Start SOURCE PASSAGE
The Exchange Agent has or will establish an account with respect to the Notes at DTC for purposes of the consent solicitation, and any financial institution that is a participant in DTC may make book-entry delivery of a Consent by causing DTC to temporarily transfer such Notes into the Exchange Agent’s account in accordance with DTC’s procedures for such transfer. Upon expiration, termination or completion of the consent solicitation, the Exchange Agent will release all such Notes that were consented in accordance with these procedures.  Although delivery of Notes may be effected through book-entry transfer into the Exchange Agent’s account at DTC, an Agent’s Message in connection with a book-entry transfer, and any other required documents, must, in any case, be transmitted to and received by the Exchange Agent at its address set forth on the back cover of the Offering Memorandum by the Early Withdrawal Deadline to receive the Consent Fee. Delivery of documents to DTC does not constitute delivery to the Exchange Agent.
 
A beneficial owner of a Note held through a broker, dealer, commercial bank, custodian or DTC Participant must provide appropriate instructions to such person in order to cause a delivery of Consent through ATOP, with respect to such Notes. Beneficial owners of the Notes are urged to contact such person that holds Notes for them if they wish to deliver a Consent.
End SOURCE PASSAGE
» **PROBLEMS**:
a) In the consent solicitation passage, condense the paragraph beginning "A beneficial owner of a Note held through" into a single, shorter sentence that keeps its main facts.
b) According to the consent solicitation passage, by what deadline must the Agent's Message and other required documents reach the Exchange Agent for the Consent Fee to be received?
c) Print the consent solicitation passage word for word from "A beneficial owner" to "deliver a Consent.".
The data that comes next is drawn from a separate, unrelated source.
Start DATASET SECTION
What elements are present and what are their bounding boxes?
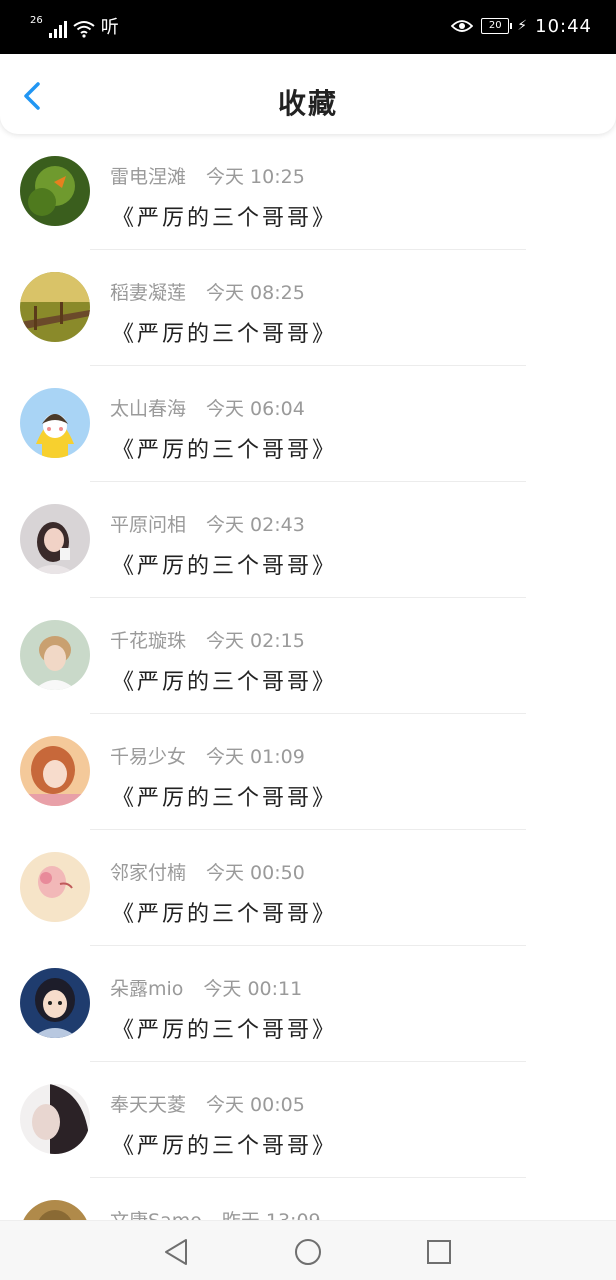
End DATASET SECTION
» **EXPECTED ANSWERS**:
a) A beneficial owner whose Notes are held through a broker, dealer, commercial bank, custodian or DTC Participant must instruct that holder to deliver a Consent through ATOP for those Notes, and is urged to contact that holder if it wishes to consent.

b) By the Early Withdrawal Deadline.

c)
A beneficial owner of a Note held through a broker, dealer, commercial bank, custodian or DTC Participant must provide appropriate instructions to such person in order to cause a delivery of Consent through ATOP, with respect to such Notes. Beneficial owners of the Notes are urged to contact such person that holds Notes for them if they wish to deliver a Consent.